# Data shown

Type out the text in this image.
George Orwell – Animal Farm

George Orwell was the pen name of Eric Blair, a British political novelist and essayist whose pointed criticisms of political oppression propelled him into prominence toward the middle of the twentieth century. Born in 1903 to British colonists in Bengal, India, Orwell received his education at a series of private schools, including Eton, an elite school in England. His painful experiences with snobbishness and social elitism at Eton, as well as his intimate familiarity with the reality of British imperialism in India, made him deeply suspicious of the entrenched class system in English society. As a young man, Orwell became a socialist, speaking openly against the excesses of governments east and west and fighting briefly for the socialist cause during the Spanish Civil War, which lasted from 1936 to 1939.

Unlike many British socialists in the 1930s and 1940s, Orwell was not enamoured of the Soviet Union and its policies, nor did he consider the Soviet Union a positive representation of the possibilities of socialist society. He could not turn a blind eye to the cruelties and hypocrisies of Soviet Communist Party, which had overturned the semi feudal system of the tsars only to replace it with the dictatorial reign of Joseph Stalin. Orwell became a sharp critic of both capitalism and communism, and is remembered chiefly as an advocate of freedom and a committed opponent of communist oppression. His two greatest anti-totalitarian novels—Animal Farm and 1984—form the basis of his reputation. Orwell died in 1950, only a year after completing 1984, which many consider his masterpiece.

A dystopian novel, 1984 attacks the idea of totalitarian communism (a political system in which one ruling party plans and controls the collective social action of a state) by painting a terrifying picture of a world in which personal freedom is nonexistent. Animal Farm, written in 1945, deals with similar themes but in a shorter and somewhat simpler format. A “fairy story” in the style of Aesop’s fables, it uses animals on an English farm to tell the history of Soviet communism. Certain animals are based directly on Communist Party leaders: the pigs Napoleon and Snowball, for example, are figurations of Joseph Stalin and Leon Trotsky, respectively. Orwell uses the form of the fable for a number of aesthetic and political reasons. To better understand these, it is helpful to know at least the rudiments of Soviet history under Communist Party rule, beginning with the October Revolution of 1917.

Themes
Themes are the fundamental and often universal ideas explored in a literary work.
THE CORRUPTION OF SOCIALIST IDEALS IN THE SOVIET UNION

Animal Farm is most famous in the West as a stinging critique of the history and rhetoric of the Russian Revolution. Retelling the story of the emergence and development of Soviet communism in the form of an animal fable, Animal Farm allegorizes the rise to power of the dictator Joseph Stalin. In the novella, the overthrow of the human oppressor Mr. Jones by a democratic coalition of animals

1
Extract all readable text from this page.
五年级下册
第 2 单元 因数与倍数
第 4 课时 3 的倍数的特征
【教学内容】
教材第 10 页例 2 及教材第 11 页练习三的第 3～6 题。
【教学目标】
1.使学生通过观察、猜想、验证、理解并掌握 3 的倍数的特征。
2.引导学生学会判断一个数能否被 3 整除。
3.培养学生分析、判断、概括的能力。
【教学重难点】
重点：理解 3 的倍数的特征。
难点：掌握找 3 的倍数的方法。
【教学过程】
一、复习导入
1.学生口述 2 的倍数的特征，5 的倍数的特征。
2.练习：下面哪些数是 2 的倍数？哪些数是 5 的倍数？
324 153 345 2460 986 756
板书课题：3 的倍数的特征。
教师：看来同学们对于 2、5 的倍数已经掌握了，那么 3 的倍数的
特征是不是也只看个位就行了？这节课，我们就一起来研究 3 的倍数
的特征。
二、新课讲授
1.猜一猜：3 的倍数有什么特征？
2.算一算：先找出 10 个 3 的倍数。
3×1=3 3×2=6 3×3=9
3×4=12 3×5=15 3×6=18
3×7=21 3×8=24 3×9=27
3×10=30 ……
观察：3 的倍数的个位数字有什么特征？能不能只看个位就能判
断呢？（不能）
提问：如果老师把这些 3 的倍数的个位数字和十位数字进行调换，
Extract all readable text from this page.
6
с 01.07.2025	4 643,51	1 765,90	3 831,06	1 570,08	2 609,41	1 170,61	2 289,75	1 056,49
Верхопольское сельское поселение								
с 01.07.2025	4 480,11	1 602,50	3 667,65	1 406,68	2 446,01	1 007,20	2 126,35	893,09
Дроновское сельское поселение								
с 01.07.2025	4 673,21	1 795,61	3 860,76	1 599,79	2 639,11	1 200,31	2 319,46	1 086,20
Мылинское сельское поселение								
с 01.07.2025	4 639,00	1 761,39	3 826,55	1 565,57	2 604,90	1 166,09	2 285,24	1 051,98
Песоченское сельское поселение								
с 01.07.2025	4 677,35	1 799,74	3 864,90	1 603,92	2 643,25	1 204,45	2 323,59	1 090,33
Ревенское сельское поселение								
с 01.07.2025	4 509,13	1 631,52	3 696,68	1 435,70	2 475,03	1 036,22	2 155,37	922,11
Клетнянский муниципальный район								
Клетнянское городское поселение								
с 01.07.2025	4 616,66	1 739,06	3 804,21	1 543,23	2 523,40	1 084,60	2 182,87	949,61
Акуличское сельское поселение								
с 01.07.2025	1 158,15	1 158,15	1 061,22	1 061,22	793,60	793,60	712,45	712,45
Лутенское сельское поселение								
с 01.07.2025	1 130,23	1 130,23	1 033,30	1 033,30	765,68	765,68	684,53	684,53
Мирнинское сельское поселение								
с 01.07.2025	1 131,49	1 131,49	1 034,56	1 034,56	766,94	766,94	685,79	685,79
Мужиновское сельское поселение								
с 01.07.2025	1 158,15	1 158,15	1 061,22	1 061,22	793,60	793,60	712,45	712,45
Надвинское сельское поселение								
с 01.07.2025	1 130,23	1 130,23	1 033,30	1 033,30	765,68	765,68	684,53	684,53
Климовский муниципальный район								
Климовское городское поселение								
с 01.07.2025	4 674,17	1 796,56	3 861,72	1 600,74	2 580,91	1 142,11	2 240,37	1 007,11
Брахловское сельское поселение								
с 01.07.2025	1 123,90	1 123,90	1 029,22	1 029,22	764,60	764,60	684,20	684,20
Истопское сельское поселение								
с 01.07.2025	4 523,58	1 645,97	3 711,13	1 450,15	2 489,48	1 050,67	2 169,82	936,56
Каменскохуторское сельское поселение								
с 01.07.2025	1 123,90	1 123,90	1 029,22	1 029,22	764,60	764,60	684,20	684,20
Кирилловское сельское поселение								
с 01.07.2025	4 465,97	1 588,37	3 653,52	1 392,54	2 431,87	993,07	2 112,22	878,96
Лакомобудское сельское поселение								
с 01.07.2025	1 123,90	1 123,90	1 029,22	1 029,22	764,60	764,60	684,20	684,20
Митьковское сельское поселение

# Goal
Extract every entry above as it appears.

# Task result
Type out the text in this image.
George Orwell – Animal Farm

George Orwell was the pen name of Eric Blair, a British political novelist and essayist whose pointed criticisms of political oppression propelled him into prominence toward the middle of the twentieth century. Born in 1903 to British colonists in Bengal, India, Orwell received his education at a series of private schools, including Eton, an elite school in England. His painful experiences with snobbishness and social elitism at Eton, as well as his intimate familiarity with the reality of British imperialism in India, made him deeply suspicious of the entrenched class system in English society. As a young man, Orwell became a socialist, speaking openly against the excesses of governments east and west and fighting briefly for the socialist cause during the Spanish Civil War, which lasted from 1936 to 1939.

Unlike many British socialists in the 1930s and 1940s, Orwell was not enamoured of the Soviet Union and its policies, nor did he consider the Soviet Union a positive representation of the possibilities of socialist society. He could not turn a blind eye to the cruelties and hypocrisies of Soviet Communist Party, which had overturned the semi feudal system of the tsars only to replace it with the dictatorial reign of Joseph Stalin. Orwell became a sharp critic of both capitalism and communism, and is remembered chiefly as an advocate of freedom and a committed opponent of communist oppression. His two greatest anti-totalitarian novels—Animal Farm and 1984—form the basis of his reputation. Orwell died in 1950, only a year after completing 1984, which many consider his masterpiece.

A dystopian novel, 1984 attacks the idea of totalitarian communism (a political system in which one ruling party plans and controls the collective social action of a state) by painting a terrifying picture of a world in which personal freedom is nonexistent. Animal Farm, written in 1945, deals with similar themes but in a shorter and somewhat simpler format. A “fairy story” in the style of Aesop’s fables, it uses animals on an English farm to tell the history of Soviet communism. Certain animals are based directly on Communist Party leaders: the pigs Napoleon and Snowball, for example, are figurations of Joseph Stalin and Leon Trotsky, respectively. Orwell uses the form of the fable for a number of aesthetic and political reasons. To better understand these, it is helpful to know at least the rudiments of Soviet history under Communist Party rule, beginning with the October Revolution of 1917.

Themes
Themes are the fundamental and often universal ideas explored in a literary work.
THE CORRUPTION OF SOCIALIST IDEALS IN THE SOVIET UNION

Animal Farm is most famous in the West as a stinging critique of the history and rhetoric of the Russian Revolution. Retelling the story of the emergence and development of Soviet communism in the form of an animal fable, Animal Farm allegorizes the rise to power of the dictator Joseph Stalin. In the novella, the overthrow of the human oppressor Mr. Jones by a democratic coalition of animals

1
Extract all readable text from this page.
五年级下册
第 2 单元 因数与倍数
第 4 课时 3 的倍数的特征
【教学内容】
教材第 10 页例 2 及教材第 11 页练习三的第 3～6 题。
【教学目标】
1.使学生通过观察、猜想、验证、理解并掌握 3 的倍数的特征。
2.引导学生学会判断一个数能否被 3 整除。
3.培养学生分析、判断、概括的能力。
【教学重难点】
重点：理解 3 的倍数的特征。
难点：掌握找 3 的倍数的方法。
【教学过程】
一、复习导入
1.学生口述 2 的倍数的特征，5 的倍数的特征。
2.练习：下面哪些数是 2 的倍数？哪些数是 5 的倍数？
324 153 345 2460 986 756
板书课题：3 的倍数的特征。
教师：看来同学们对于 2、5 的倍数已经掌握了，那么 3 的倍数的
特征是不是也只看个位就行了？这节课，我们就一起来研究 3 的倍数
的特征。
二、新课讲授
1.猜一猜：3 的倍数有什么特征？
2.算一算：先找出 10 个 3 的倍数。
3×1=3 3×2=6 3×3=9
3×4=12 3×5=15 3×6=18
3×7=21 3×8=24 3×9=27
3×10=30 ……
观察：3 的倍数的个位数字有什么特征？能不能只看个位就能判
断呢？（不能）
提问：如果老师把这些 3 的倍数的个位数字和十位数字进行调换，
Extract all readable text from this page.
6
с 01.07.2025	4 643,51	1 765,90	3 831,06	1 570,08	2 609,41	1 170,61	2 289,75	1 056,49
Верхопольское сельское поселение								
с 01.07.2025	4 480,11	1 602,50	3 667,65	1 406,68	2 446,01	1 007,20	2 126,35	893,09
Дроновское сельское поселение								
с 01.07.2025	4 673,21	1 795,61	3 860,76	1 599,79	2 639,11	1 200,31	2 319,46	1 086,20
Мылинское сельское поселение								
с 01.07.2025	4 639,00	1 761,39	3 826,55	1 565,57	2 604,90	1 166,09	2 285,24	1 051,98
Песоченское сельское поселение								
с 01.07.2025	4 677,35	1 799,74	3 864,90	1 603,92	2 643,25	1 204,45	2 323,59	1 090,33
Ревенское сельское поселение								
с 01.07.2025	4 509,13	1 631,52	3 696,68	1 435,70	2 475,03	1 036,22	2 155,37	922,11
Клетнянский муниципальный район								
Клетнянское городское поселение								
с 01.07.2025	4 616,66	1 739,06	3 804,21	1 543,23	2 523,40	1 084,60	2 182,87	949,61
Акуличское сельское поселение								
с 01.07.2025	1 158,15	1 158,15	1 061,22	1 061,22	793,60	793,60	712,45	712,45
Лутенское сельское поселение								
с 01.07.2025	1 130,23	1 130,23	1 033,30	1 033,30	765,68	765,68	684,53	684,53
Мирнинское сельское поселение								
с 01.07.2025	1 131,49	1 131,49	1 034,56	1 034,56	766,94	766,94	685,79	685,79
Мужиновское сельское поселение								
с 01.07.2025	1 158,15	1 158,15	1 061,22	1 061,22	793,60	793,60	712,45	712,45
Надвинское сельское поселение								
с 01.07.2025	1 130,23	1 130,23	1 033,30	1 033,30	765,68	765,68	684,53	684,53
Климовский муниципальный район								
Климовское городское поселение								
с 01.07.2025	4 674,17	1 796,56	3 861,72	1 600,74	2 580,91	1 142,11	2 240,37	1 007,11
Брахловское сельское поселение								
с 01.07.2025	1 123,90	1 123,90	1 029,22	1 029,22	764,60	764,60	684,20	684,20
Истопское сельское поселение								
с 01.07.2025	4 523,58	1 645,97	3 711,13	1 450,15	2 489,48	1 050,67	2 169,82	936,56
Каменскохуторское сельское поселение								
с 01.07.2025	1 123,90	1 123,90	1 029,22	1 029,22	764,60	764,60	684,20	684,20
Кирилловское сельское поселение								
с 01.07.2025	4 465,97	1 588,37	3 653,52	1 392,54	2 431,87	993,07	2 112,22	878,96
Лакомобудское сельское поселение								
с 01.07.2025	1 123,90	1 123,90	1 029,22	1 029,22	764,60	764,60	684,20	684,20
Митьковское сельское поселение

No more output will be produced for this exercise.